Stored dataset items:
***

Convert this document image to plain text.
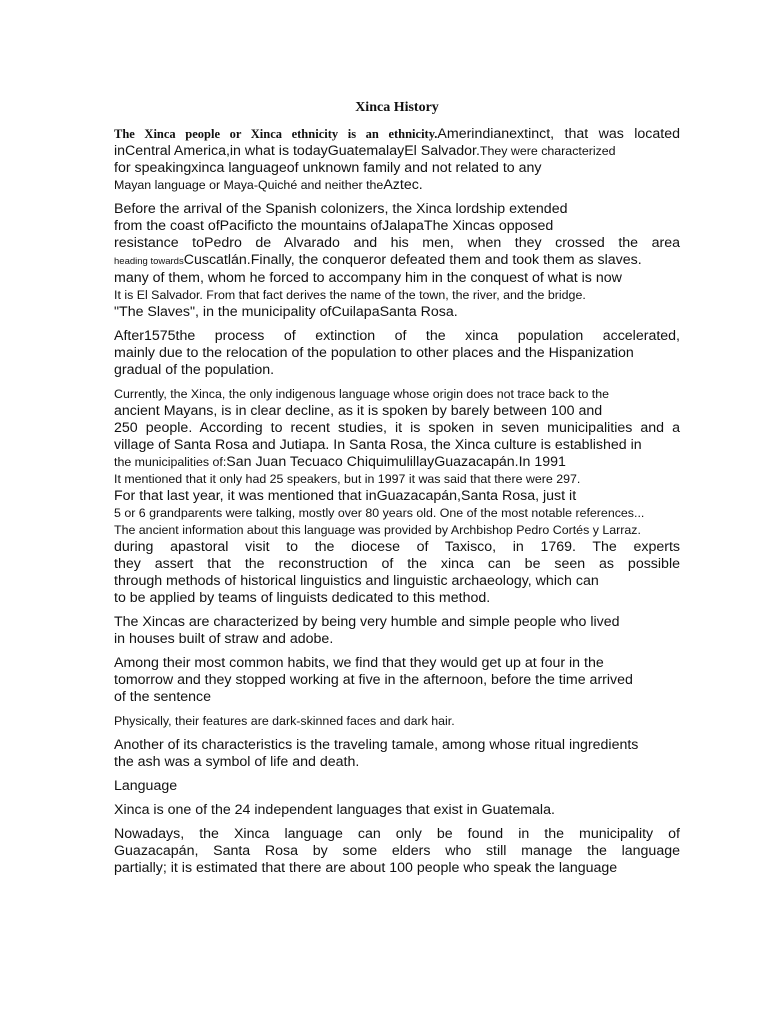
Xinca History

The Xinca people or Xinca ethnicity is an ethnicity.Amerindianextinct, that was located
inCentral America,in what is todayGuatemalayEl Salvador.They were characterized
for speakingxinca languageof unknown family and not related to any
Mayan language or Maya-Quiché and neither theAztec.

Before the arrival of the Spanish colonizers, the Xinca lordship extended
from the coast ofPacificto the mountains ofJalapaThe Xincas opposed
resistance toPedro de Alvarado and his men, when they crossed the area
heading towardsCuscatlán.Finally, the conqueror defeated them and took them as slaves.
many of them, whom he forced to accompany him in the conquest of what is now
It is El Salvador. From that fact derives the name of the town, the river, and the bridge.
"The Slaves", in the municipality ofCuilapaSanta Rosa.

After1575the process of extinction of the xinca population accelerated,
mainly due to the relocation of the population to other places and the Hispanization
gradual of the population.

Currently, the Xinca, the only indigenous language whose origin does not trace back to the
ancient Mayans, is in clear decline, as it is spoken by barely between 100 and
250 people. According to recent studies, it is spoken in seven municipalities and a
village of Santa Rosa and Jutiapa. In Santa Rosa, the Xinca culture is established in
the municipalities of:San Juan Tecuaco ChiquimulillayGuazacapán.In 1991
It mentioned that it only had 25 speakers, but in 1997 it was said that there were 297.
For that last year, it was mentioned that inGuazacapán,Santa Rosa, just it
5 or 6 grandparents were talking, mostly over 80 years old. One of the most notable references...
The ancient information about this language was provided by Archbishop Pedro Cortés y Larraz.
during apastoral visit to the diocese of Taxisco, in 1769. The experts
they assert that the reconstruction of the xinca can be seen as possible
through methods of historical linguistics and linguistic archaeology, which can
to be applied by teams of linguists dedicated to this method.

The Xincas are characterized by being very humble and simple people who lived
in houses built of straw and adobe.

Among their most common habits, we find that they would get up at four in the
tomorrow and they stopped working at five in the afternoon, before the time arrived
of the sentence

Physically, their features are dark-skinned faces and dark hair.

Another of its characteristics is the traveling tamale, among whose ritual ingredients
the ash was a symbol of life and death.

Language

Xinca is one of the 24 independent languages that exist in Guatemala.

Nowadays, the Xinca language can only be found in the municipality of
Guazacapán, Santa Rosa by some elders who still manage the language
partially; it is estimated that there are about 100 people who speak the language
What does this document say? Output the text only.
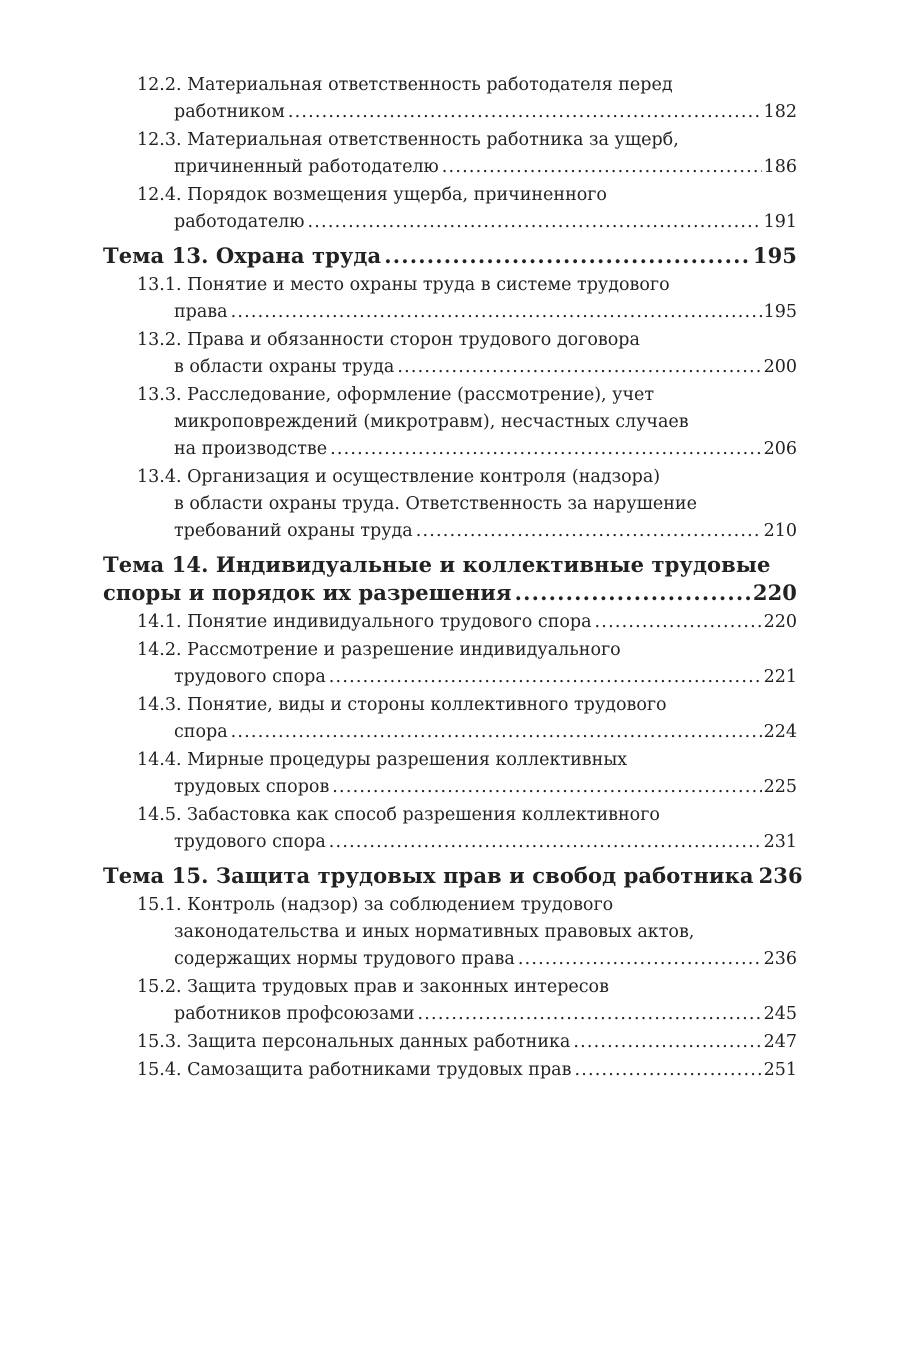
12.2. Материальная ответственность работодателя перед
работником .....	182
12.3. Материальная ответственность работника за ущерб,
причиненный работодателю .....	186
12.4. Порядок возмещения ущерба, причиненного
работодателю .....	191
Тема 13. Охрана труда .....	195
13.1. Понятие и место охраны труда в системе трудового
права .....	195
13.2. Права и обязанности сторон трудового договора
в области охраны труда .....	200
13.3. Расследование, оформление (рассмотрение), учет
микроповреждений (микротравм), несчастных случаев
на производстве .....	206
13.4. Организация и осуществление контроля (надзора)
в области охраны труда. Ответственность за нарушение
требований охраны труда .....	210
Тема 14. Индивидуальные и коллективные трудовые
споры и порядок их разрешения .....	220
14.1. Понятие индивидуального трудового спора .....	220
14.2. Рассмотрение и разрешение индивидуального
трудового спора .....	221
14.3. Понятие, виды и стороны коллективного трудового
спора .....	224
14.4. Мирные процедуры разрешения коллективных
трудовых споров .....	225
14.5. Забастовка как способ разрешения коллективного
трудового спора .....	231
Тема 15. Защита трудовых прав и свобод работника 236
15.1. Контроль (надзор) за соблюдением трудового
законодательства и иных нормативных правовых актов,
содержащих нормы трудового права .....	236
15.2. Защита трудовых прав и законных интересов
работников профсоюзами .....	245
15.3. Защита персональных данных работника .....	247
15.4. Самозащита работниками трудовых прав .....	251
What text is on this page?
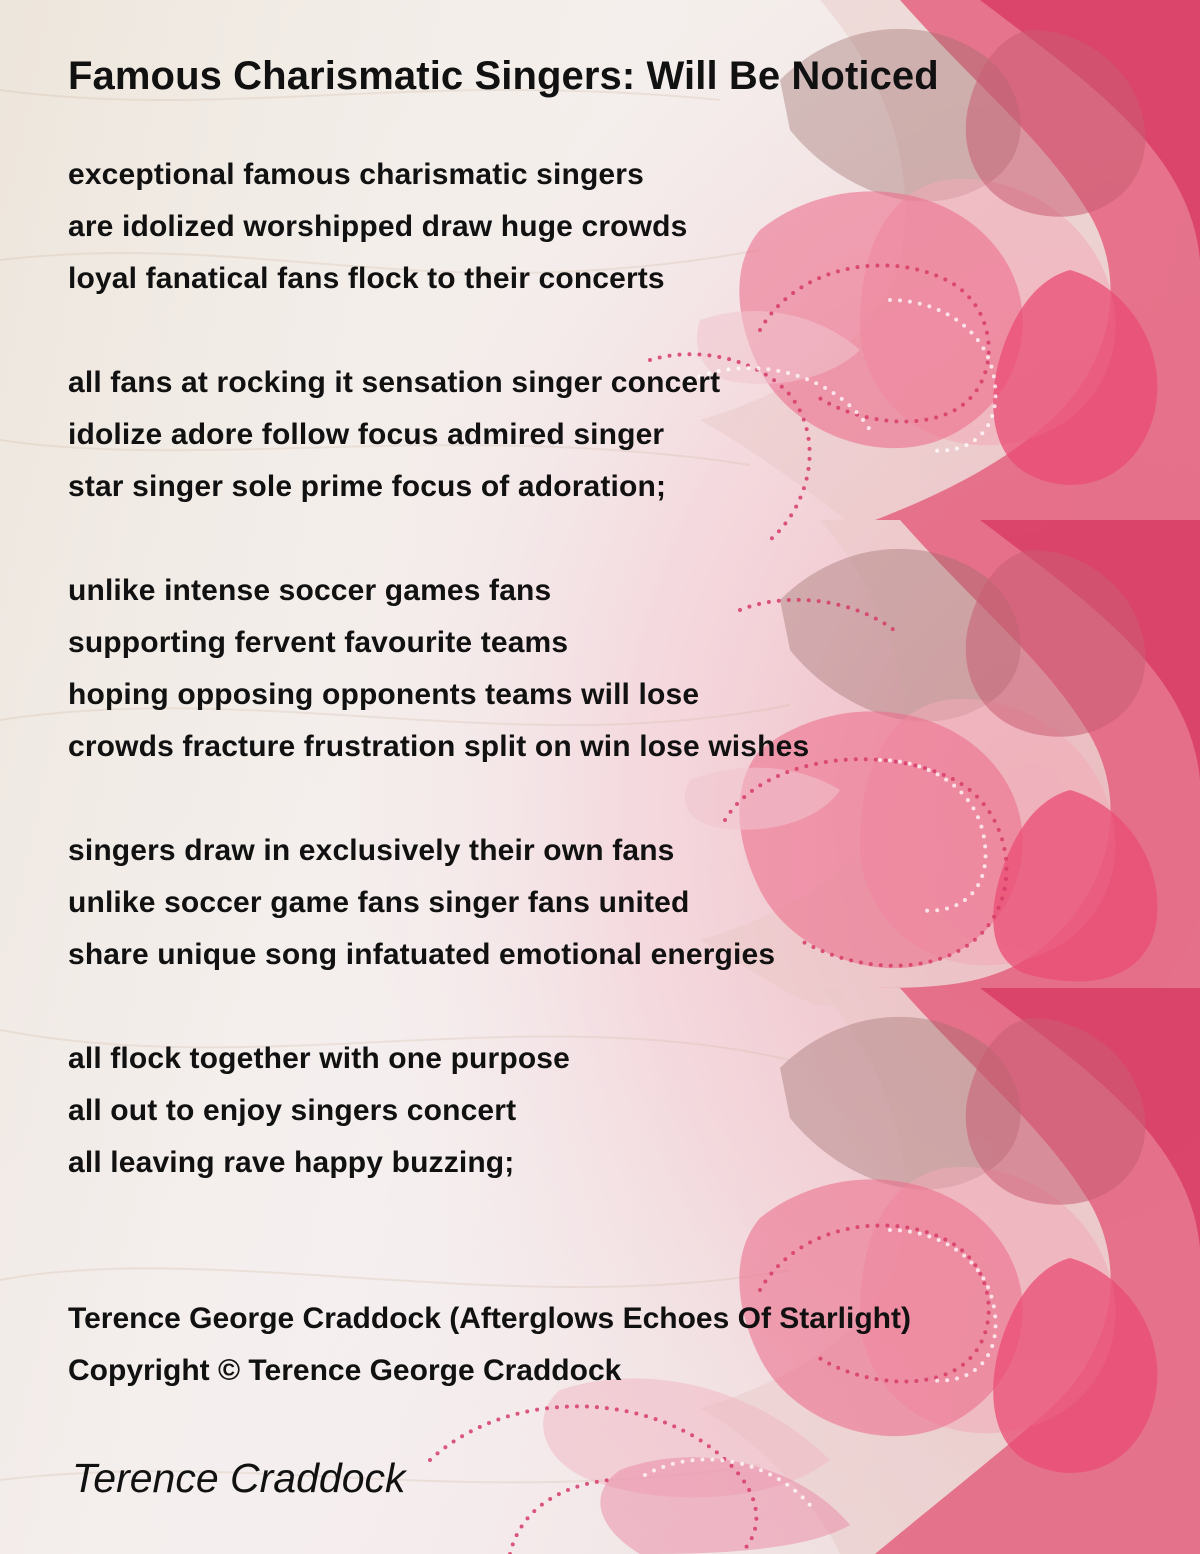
Famous Charismatic Singers: Will Be Noticed
exceptional famous charismatic singers
are idolized worshipped draw huge crowds
loyal fanatical fans flock to their concerts
all fans at rocking it sensation singer concert
idolize adore follow focus admired singer
star singer sole prime focus of adoration;
unlike intense soccer games fans
supporting fervent favourite teams
hoping opposing opponents teams will lose
crowds fracture frustration split on win lose wishes
singers draw in exclusively their own fans
unlike soccer game fans singer fans united
share unique song infatuated emotional energies
all flock together with one purpose
all out to enjoy singers concert
all leaving rave happy buzzing;
Terence George Craddock (Afterglows Echoes Of Starlight)
Copyright © Terence George Craddock
Terence Craddock
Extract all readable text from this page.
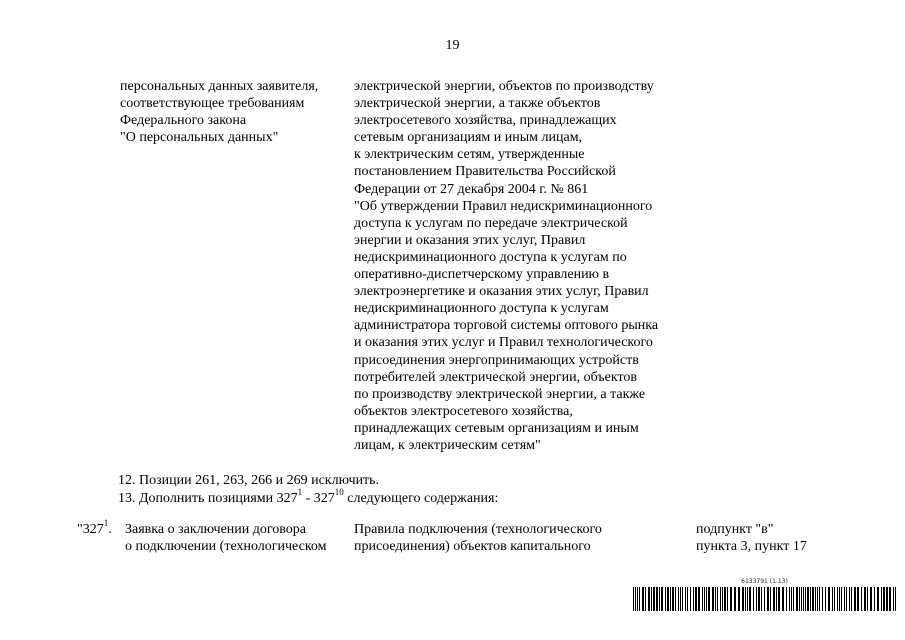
19
персональных данных заявителя,
соответствующее требованиям
Федерального закона
"О персональных данных"
электрической энергии, объектов по производству
электрической энергии, а также объектов
электросетевого хозяйства, принадлежащих
сетевым организациям и иным лицам,
к электрическим сетям, утвержденные
постановлением Правительства Российской
Федерации от 27 декабря 2004 г. № 861
"Об утверждении Правил недискриминационного
доступа к услугам по передаче электрической
энергии и оказания этих услуг, Правил
недискриминационного доступа к услугам по
оперативно-диспетчерскому управлению в
электроэнергетике и оказания этих услуг, Правил
недискриминационного доступа к услугам
администратора торговой системы оптового рынка
и оказания этих услуг и Правил технологического
присоединения энергопринимающих устройств
потребителей электрической энергии, объектов
по производству электрической энергии, а также
объектов электросетевого хозяйства,
принадлежащих сетевым организациям и иным
лицам, к электрическим сетям"
12. Позиции 261, 263, 266 и 269 исключить.
13. Дополнить позициями $327^1 - 327^{10}$ следующего содержания:
"$327^1$. Заявка о заключении договора
о подключении (технологическом
Правила подключения (технологического
присоединения) объектов капитального
подпункт "в"
пункта 3, пункт 17
6133791 (1.13)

***

Omit every picture, then repeat the remaining data exactly as it appears above.

- [Completed exercise]:
Convert this document image to plain text.
Xinca History

The Xinca people or Xinca ethnicity is an ethnicity.Amerindianextinct, that was located
inCentral America,in what is todayGuatemalayEl Salvador.They were characterized
for speakingxinca languageof unknown family and not related to any
Mayan language or Maya-Quiché and neither theAztec.

Before the arrival of the Spanish colonizers, the Xinca lordship extended
from the coast ofPacificto the mountains ofJalapaThe Xincas opposed
resistance toPedro de Alvarado and his men, when they crossed the area
heading towardsCuscatlán.Finally, the conqueror defeated them and took them as slaves.
many of them, whom he forced to accompany him in the conquest of what is now
It is El Salvador. From that fact derives the name of the town, the river, and the bridge.
"The Slaves", in the municipality ofCuilapaSanta Rosa.

After1575the process of extinction of the xinca population accelerated,
mainly due to the relocation of the population to other places and the Hispanization
gradual of the population.

Currently, the Xinca, the only indigenous language whose origin does not trace back to the
ancient Mayans, is in clear decline, as it is spoken by barely between 100 and
250 people. According to recent studies, it is spoken in seven municipalities and a
village of Santa Rosa and Jutiapa. In Santa Rosa, the Xinca culture is established in
the municipalities of:San Juan Tecuaco ChiquimulillayGuazacapán.In 1991
It mentioned that it only had 25 speakers, but in 1997 it was said that there were 297.
For that last year, it was mentioned that inGuazacapán,Santa Rosa, just it
5 or 6 grandparents were talking, mostly over 80 years old. One of the most notable references...
The ancient information about this language was provided by Archbishop Pedro Cortés y Larraz.
during apastoral visit to the diocese of Taxisco, in 1769. The experts
they assert that the reconstruction of the xinca can be seen as possible
through methods of historical linguistics and linguistic archaeology, which can
to be applied by teams of linguists dedicated to this method.

The Xincas are characterized by being very humble and simple people who lived
in houses built of straw and adobe.

Among their most common habits, we find that they would get up at four in the
tomorrow and they stopped working at five in the afternoon, before the time arrived
of the sentence

Physically, their features are dark-skinned faces and dark hair.

Another of its characteristics is the traveling tamale, among whose ritual ingredients
the ash was a symbol of life and death.

Language

Xinca is one of the 24 independent languages that exist in Guatemala.

Nowadays, the Xinca language can only be found in the municipality of
Guazacapán, Santa Rosa by some elders who still manage the language
partially; it is estimated that there are about 100 people who speak the language
What does this document say? Output the text only.
12.2. Материальная ответственность работодателя перед
работником .....	182
12.3. Материальная ответственность работника за ущерб,
причиненный работодателю .....	186
12.4. Порядок возмещения ущерба, причиненного
работодателю .....	191
Тема 13. Охрана труда .....	195
13.1. Понятие и место охраны труда в системе трудового
права .....	195
13.2. Права и обязанности сторон трудового договора
в области охраны труда .....	200
13.3. Расследование, оформление (рассмотрение), учет
микроповреждений (микротравм), несчастных случаев
на производстве .....	206
13.4. Организация и осуществление контроля (надзора)
в области охраны труда. Ответственность за нарушение
требований охраны труда .....	210
Тема 14. Индивидуальные и коллективные трудовые
споры и порядок их разрешения .....	220
14.1. Понятие индивидуального трудового спора .....	220
14.2. Рассмотрение и разрешение индивидуального
трудового спора .....	221
14.3. Понятие, виды и стороны коллективного трудового
спора .....	224
14.4. Мирные процедуры разрешения коллективных
трудовых споров .....	225
14.5. Забастовка как способ разрешения коллективного
трудового спора .....	231
Тема 15. Защита трудовых прав и свобод работника 236
15.1. Контроль (надзор) за соблюдением трудового
законодательства и иных нормативных правовых актов,
содержащих нормы трудового права .....	236
15.2. Защита трудовых прав и законных интересов
работников профсоюзами .....	245
15.3. Защита персональных данных работника .....	247
15.4. Самозащита работниками трудовых прав .....	251
What text is on this page?
Famous Charismatic Singers: Will Be Noticed
exceptional famous charismatic singers
are idolized worshipped draw huge crowds
loyal fanatical fans flock to their concerts
all fans at rocking it sensation singer concert
idolize adore follow focus admired singer
star singer sole prime focus of adoration;
unlike intense soccer games fans
supporting fervent favourite teams
hoping opposing opponents teams will lose
crowds fracture frustration split on win lose wishes
singers draw in exclusively their own fans
unlike soccer game fans singer fans united
share unique song infatuated emotional energies
all flock together with one purpose
all out to enjoy singers concert
all leaving rave happy buzzing;
Terence George Craddock (Afterglows Echoes Of Starlight)
Copyright © Terence George Craddock
Terence Craddock
Extract all readable text from this page.
19
персональных данных заявителя,
соответствующее требованиям
Федерального закона
"О персональных данных"
электрической энергии, объектов по производству
электрической энергии, а также объектов
электросетевого хозяйства, принадлежащих
сетевым организациям и иным лицам,
к электрическим сетям, утвержденные
постановлением Правительства Российской
Федерации от 27 декабря 2004 г. № 861
"Об утверждении Правил недискриминационного
доступа к услугам по передаче электрической
энергии и оказания этих услуг, Правил
недискриминационного доступа к услугам по
оперативно-диспетчерскому управлению в
электроэнергетике и оказания этих услуг, Правил
недискриминационного доступа к услугам
администратора торговой системы оптового рынка
и оказания этих услуг и Правил технологического
присоединения энергопринимающих устройств
потребителей электрической энергии, объектов
по производству электрической энергии, а также
объектов электросетевого хозяйства,
принадлежащих сетевым организациям и иным
лицам, к электрическим сетям"
12. Позиции 261, 263, 266 и 269 исключить.
13. Дополнить позициями $327^1 - 327^{10}$ следующего содержания:
"$327^1$. Заявка о заключении договора
о подключении (технологическом
Правила подключения (технологического
присоединения) объектов капитального
подпункт "в"
пункта 3, пункт 17
6133791 (1.13)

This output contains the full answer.